■ What you will do ■
In the material below, find each line holding the string "Canada" and copy it.

>> BEGIN Working data

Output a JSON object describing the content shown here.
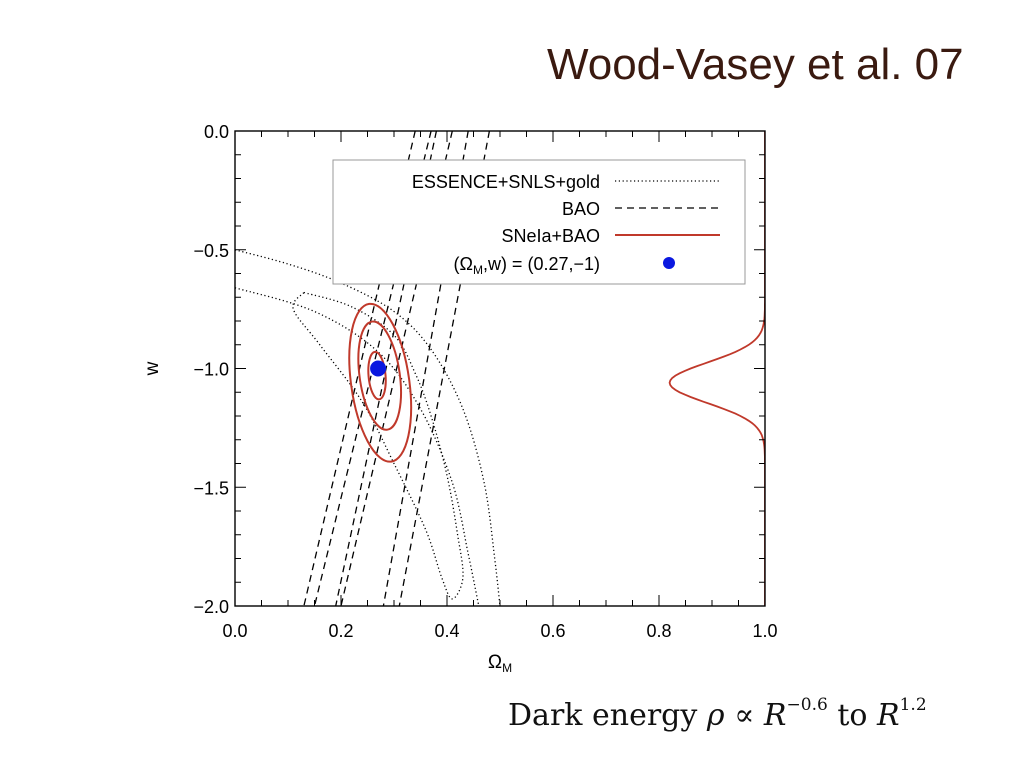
{
  "title": "Wood-Vasey et al. 07",
  "caption": {
    "prefix": "Dark energy",
    "rho": "ρ",
    "propto": "∝",
    "R": "R",
    "exp1": "−0.6",
    "to": "to",
    "exp2": "1.2"
  },
  "colors": {
    "snls": "#000000",
    "bao": "#000000",
    "combined": "#c0392b",
    "point": "#0a18e0"
  },
  "chart_data": {
    "type": "line",
    "xlabel": "Ω",
    "xlabel_sub": "M",
    "ylabel": "w",
    "xlim": [
      0.0,
      1.0
    ],
    "ylim": [
      -2.0,
      0.0
    ],
    "xticks": [
      {
        "v": 0.0,
        "label": "0.0"
      },
      {
        "v": 0.2,
        "label": "0.2"
      },
      {
        "v": 0.4,
        "label": "0.4"
      },
      {
        "v": 0.6,
        "label": "0.6"
      },
      {
        "v": 0.8,
        "label": "0.8"
      },
      {
        "v": 1.0,
        "label": "1.0"
      }
    ],
    "yticks": [
      {
        "v": 0.0,
        "label": "0.0"
      },
      {
        "v": -0.5,
        "label": "−0.5"
      },
      {
        "v": -1.0,
        "label": "−1.0"
      },
      {
        "v": -1.5,
        "label": "−1.5"
      },
      {
        "v": -2.0,
        "label": "−2.0"
      }
    ],
    "legend": {
      "position": "top-right",
      "entries": [
        {
          "label": "ESSENCE+SNLS+gold",
          "style": "dotted"
        },
        {
          "label": "BAO",
          "style": "dashed"
        },
        {
          "label": "SNeIa+BAO",
          "style": "solid"
        },
        {
          "label_pre": "(Ω",
          "label_sub": "M",
          "label_post": ",w) = (0.27,−1)",
          "style": "point"
        }
      ]
    },
    "series": [
      {
        "style": "dotted",
        "contours": [
          [
            [
              0.0,
              -0.5
            ],
            [
              0.1,
              -0.56
            ],
            [
              0.2,
              -0.64
            ],
            [
              0.3,
              -0.76
            ],
            [
              0.37,
              -0.92
            ],
            [
              0.43,
              -1.17
            ],
            [
              0.47,
              -1.48
            ],
            [
              0.49,
              -1.8
            ],
            [
              0.5,
              -2.0
            ]
          ],
          [
            [
              0.0,
              -0.66
            ],
            [
              0.15,
              -0.76
            ],
            [
              0.27,
              -0.93
            ],
            [
              0.35,
              -1.17
            ],
            [
              0.41,
              -1.48
            ],
            [
              0.44,
              -1.78
            ],
            [
              0.46,
              -2.0
            ]
          ],
          [
            [
              0.13,
              -0.68
            ],
            [
              0.22,
              -0.74
            ],
            [
              0.3,
              -0.86
            ],
            [
              0.34,
              -1.02
            ],
            [
              0.37,
              -1.2
            ],
            [
              0.4,
              -1.45
            ],
            [
              0.42,
              -1.7
            ],
            [
              0.43,
              -1.88
            ],
            [
              0.41,
              -1.97
            ],
            [
              0.39,
              -1.88
            ],
            [
              0.36,
              -1.68
            ],
            [
              0.3,
              -1.4
            ],
            [
              0.24,
              -1.14
            ],
            [
              0.16,
              -0.9
            ],
            [
              0.11,
              -0.75
            ],
            [
              0.13,
              -0.68
            ]
          ]
        ]
      },
      {
        "style": "dashed",
        "lines": [
          [
            [
              0.34,
              0.0
            ],
            [
              0.13,
              -2.0
            ]
          ],
          [
            [
              0.37,
              0.0
            ],
            [
              0.15,
              -2.0
            ]
          ],
          [
            [
              0.38,
              0.0
            ],
            [
              0.19,
              -2.0
            ]
          ],
          [
            [
              0.41,
              0.0
            ],
            [
              0.2,
              -2.0
            ]
          ],
          [
            [
              0.44,
              0.0
            ],
            [
              0.28,
              -2.0
            ]
          ],
          [
            [
              0.48,
              0.0
            ],
            [
              0.31,
              -2.0
            ]
          ]
        ]
      },
      {
        "style": "solid",
        "ellipses": [
          {
            "cx": 0.274,
            "cy": -1.06,
            "rx": 0.055,
            "ry": 0.335,
            "tilt_deg": -8
          },
          {
            "cx": 0.273,
            "cy": -1.03,
            "rx": 0.038,
            "ry": 0.23,
            "tilt_deg": -8
          },
          {
            "cx": 0.268,
            "cy": -1.03,
            "rx": 0.016,
            "ry": 0.1,
            "tilt_deg": -5
          }
        ],
        "marginal": {
          "mean": -1.06,
          "sigma": 0.085,
          "peak_x": 0.82
        }
      },
      {
        "style": "point",
        "point": {
          "x": 0.27,
          "y": -1.0
        }
      }
    ]
  }
}
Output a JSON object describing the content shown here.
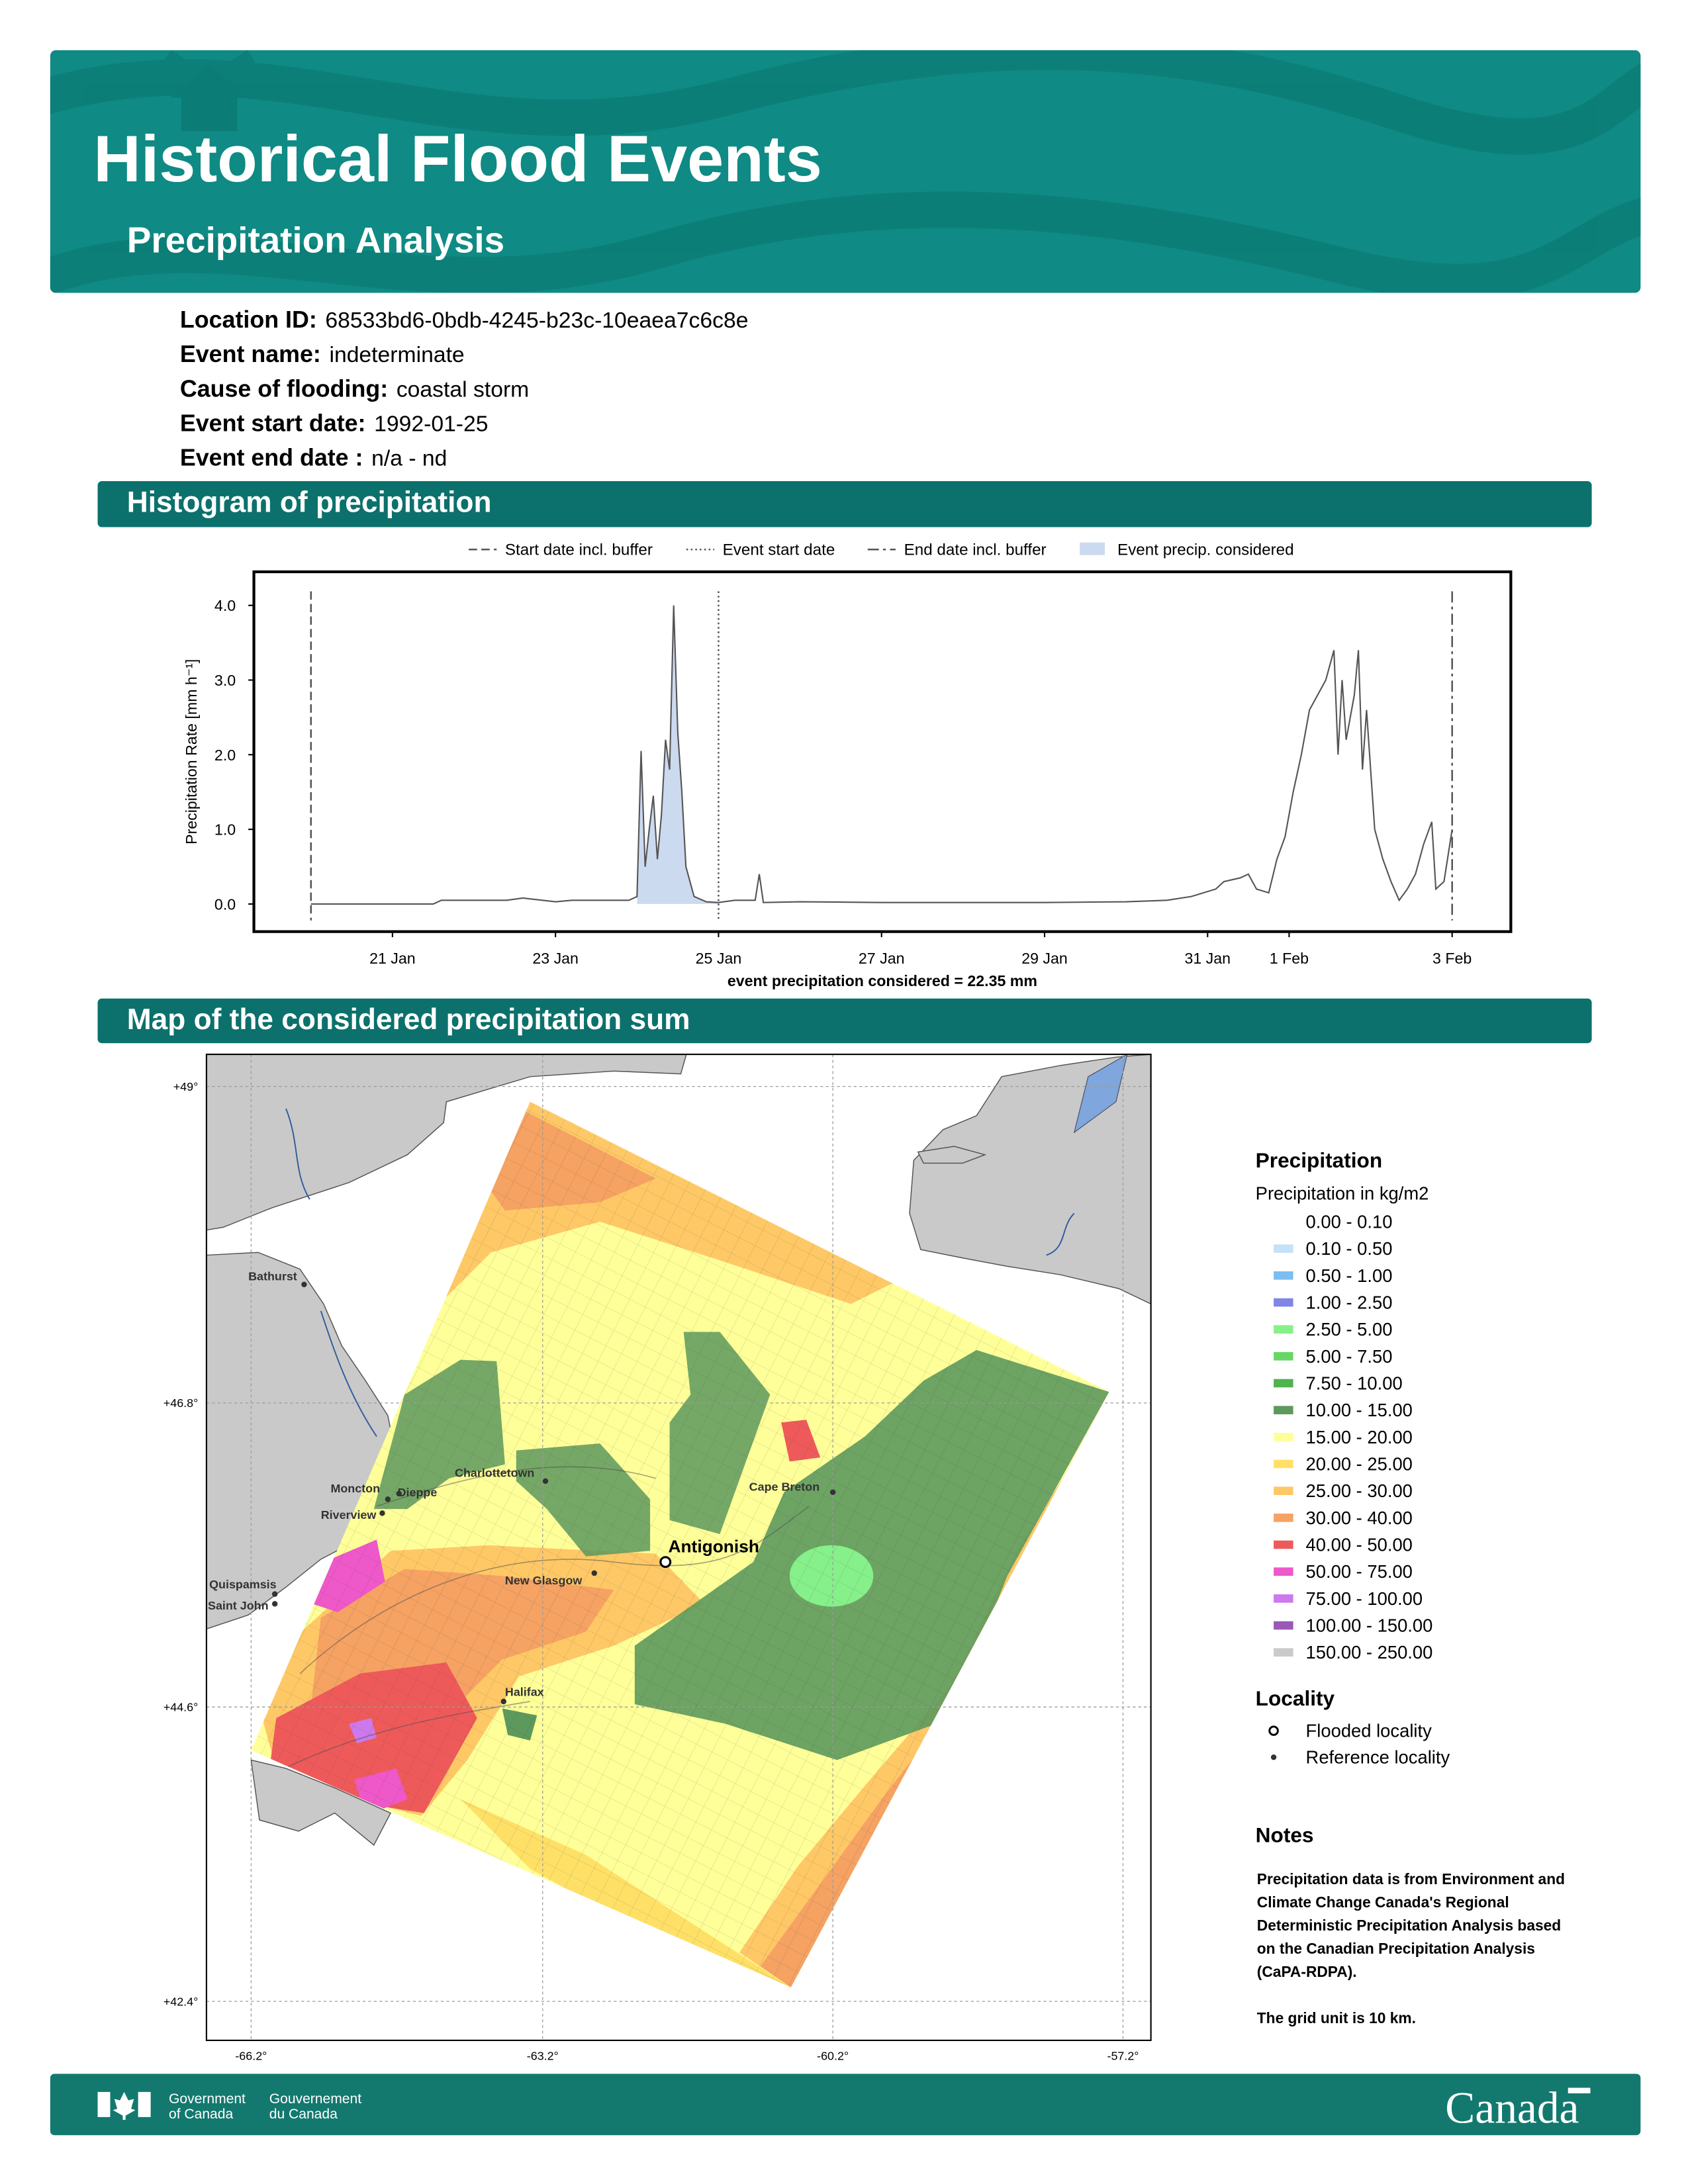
{
  "header": {
    "title": "Historical Flood Events",
    "subtitle": "Precipitation Analysis"
  },
  "info": [
    {
      "label": "Location ID:",
      "value": "68533bd6-0bdb-4245-b23c-10eaea7c6c8e"
    },
    {
      "label": "Event name:",
      "value": "indeterminate"
    },
    {
      "label": "Cause of flooding:",
      "value": "coastal storm"
    },
    {
      "label": "Event start date:",
      "value": "1992-01-25"
    },
    {
      "label": "Event end date :",
      "value": "n/a - nd"
    }
  ],
  "sections": {
    "histogram": "Histogram of precipitation",
    "map": "Map of the considered precipitation sum"
  },
  "chart_data": {
    "type": "line",
    "ylabel": "Precipitation Rate [mm h⁻¹]",
    "annotation": "event precipitation considered = 22.35 mm",
    "xlim": [
      19.3,
      34.72
    ],
    "ylim": [
      -0.37,
      4.45
    ],
    "xticks": [
      {
        "value": 21,
        "label": "21 Jan"
      },
      {
        "value": 23,
        "label": "23 Jan"
      },
      {
        "value": 25,
        "label": "25 Jan"
      },
      {
        "value": 27,
        "label": "27 Jan"
      },
      {
        "value": 29,
        "label": "29 Jan"
      },
      {
        "value": 31,
        "label": "31 Jan"
      },
      {
        "value": 32,
        "label": "1 Feb"
      },
      {
        "value": 34,
        "label": "3 Feb"
      }
    ],
    "yticks": [
      {
        "value": 0,
        "label": "0.0"
      },
      {
        "value": 1,
        "label": "1.0"
      },
      {
        "value": 2,
        "label": "2.0"
      },
      {
        "value": 3,
        "label": "3.0"
      },
      {
        "value": 4,
        "label": "4.0"
      }
    ],
    "color": "#555555",
    "x": [
      20,
      21.5,
      21.6,
      22.4,
      22.6,
      23.0,
      23.2,
      23.9,
      24.0,
      24.05,
      24.1,
      24.15,
      24.2,
      24.25,
      24.3,
      24.35,
      24.4,
      24.45,
      24.5,
      24.55,
      24.6,
      24.7,
      24.85,
      25.0,
      25.2,
      25.45,
      25.5,
      25.55,
      26.0,
      27.0,
      28.0,
      29.0,
      30.0,
      30.5,
      30.8,
      31.1,
      31.2,
      31.4,
      31.5,
      31.6,
      31.75,
      31.85,
      31.95,
      32.05,
      32.15,
      32.25,
      32.35,
      32.45,
      32.55,
      32.6,
      32.65,
      32.7,
      32.8,
      32.85,
      32.9,
      32.95,
      33.05,
      33.15,
      33.25,
      33.35,
      33.45,
      33.55,
      33.65,
      33.75,
      33.8,
      33.9,
      34.0
    ],
    "values": [
      0,
      0,
      0.05,
      0.05,
      0.08,
      0.03,
      0.05,
      0.05,
      0.1,
      2.05,
      0.5,
      1.0,
      1.45,
      0.6,
      1.2,
      2.2,
      1.8,
      4.0,
      2.3,
      1.5,
      0.5,
      0.1,
      0.03,
      0.02,
      0.05,
      0.05,
      0.4,
      0.02,
      0.03,
      0.02,
      0.02,
      0.02,
      0.03,
      0.05,
      0.1,
      0.2,
      0.3,
      0.35,
      0.4,
      0.2,
      0.15,
      0.6,
      0.9,
      1.5,
      2.0,
      2.6,
      2.8,
      3.0,
      3.4,
      2.0,
      3.0,
      2.2,
      2.8,
      3.4,
      1.8,
      2.6,
      1.0,
      0.6,
      0.3,
      0.05,
      0.2,
      0.4,
      0.8,
      1.1,
      0.2,
      0.3,
      1.0
    ],
    "vlines": [
      {
        "name": "Start date incl. buffer",
        "x": 20,
        "style": "dashed"
      },
      {
        "name": "Event start date",
        "x": 25,
        "style": "dotted"
      },
      {
        "name": "End date incl. buffer",
        "x": 34,
        "style": "dashdot"
      }
    ],
    "shade": {
      "name": "Event precip. considered",
      "xrange": [
        24.0,
        25.0
      ],
      "color": "#ccdaf0"
    }
  },
  "map": {
    "lat_ticks": [
      "+49°",
      "+46.8°",
      "+44.6°",
      "+42.4°"
    ],
    "lon_ticks": [
      "-66.2°",
      "-63.2°",
      "-60.2°",
      "-57.2°"
    ],
    "localities": {
      "flooded": "Antigonish",
      "reference": [
        "Bathurst",
        "Moncton",
        "Dieppe",
        "Riverview",
        "Charlottetown",
        "Cape Breton",
        "New Glasgow",
        "Quispamsis",
        "Saint John",
        "Halifax"
      ]
    },
    "legend": {
      "title": "Precipitation",
      "subtitle": "Precipitation in kg/m2",
      "classes": [
        {
          "label": "0.00 - 0.10",
          "color": "#ffffff"
        },
        {
          "label": "0.10 - 0.50",
          "color": "#c4e2f6"
        },
        {
          "label": "0.50 - 1.00",
          "color": "#7dbdf0"
        },
        {
          "label": "1.00 - 2.50",
          "color": "#7f86e8"
        },
        {
          "label": "2.50 - 5.00",
          "color": "#86f08a"
        },
        {
          "label": "5.00 - 7.50",
          "color": "#66d766"
        },
        {
          "label": "7.50 - 10.00",
          "color": "#4eb44e"
        },
        {
          "label": "10.00 - 15.00",
          "color": "#5d995d"
        },
        {
          "label": "15.00 - 20.00",
          "color": "#ffff99"
        },
        {
          "label": "20.00 - 25.00",
          "color": "#ffe067"
        },
        {
          "label": "25.00 - 30.00",
          "color": "#ffc866"
        },
        {
          "label": "30.00 - 40.00",
          "color": "#f5a263"
        },
        {
          "label": "40.00 - 50.00",
          "color": "#ee5a5a"
        },
        {
          "label": "50.00 - 75.00",
          "color": "#ee58c8"
        },
        {
          "label": "75.00 - 100.00",
          "color": "#cb79ec"
        },
        {
          "label": "100.00 - 150.00",
          "color": "#9a58b8"
        },
        {
          "label": "150.00 - 250.00",
          "color": "#cacaca"
        }
      ],
      "locality_title": "Locality",
      "flooded_label": "Flooded locality",
      "reference_label": "Reference locality"
    },
    "notes": {
      "title": "Notes",
      "paragraphs": [
        [
          "Precipitation data is from Environment and",
          "Climate Change Canada's Regional",
          "Deterministic Precipitation Analysis based",
          "on the Canadian Precipitation Analysis",
          "(CaPA-RDPA)."
        ],
        [
          "The grid unit is 10 km."
        ]
      ]
    }
  },
  "footer": {
    "government_en": [
      "Government",
      "of Canada"
    ],
    "government_fr": [
      "Gouvernement",
      "du Canada"
    ],
    "wordmark": "Canada"
  }
}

>> END Working data

■ Response to the exercise ■
          "Climate Change Canada's Regional",
      "of Canada"
      "du Canada"
    "wordmark": "Canada"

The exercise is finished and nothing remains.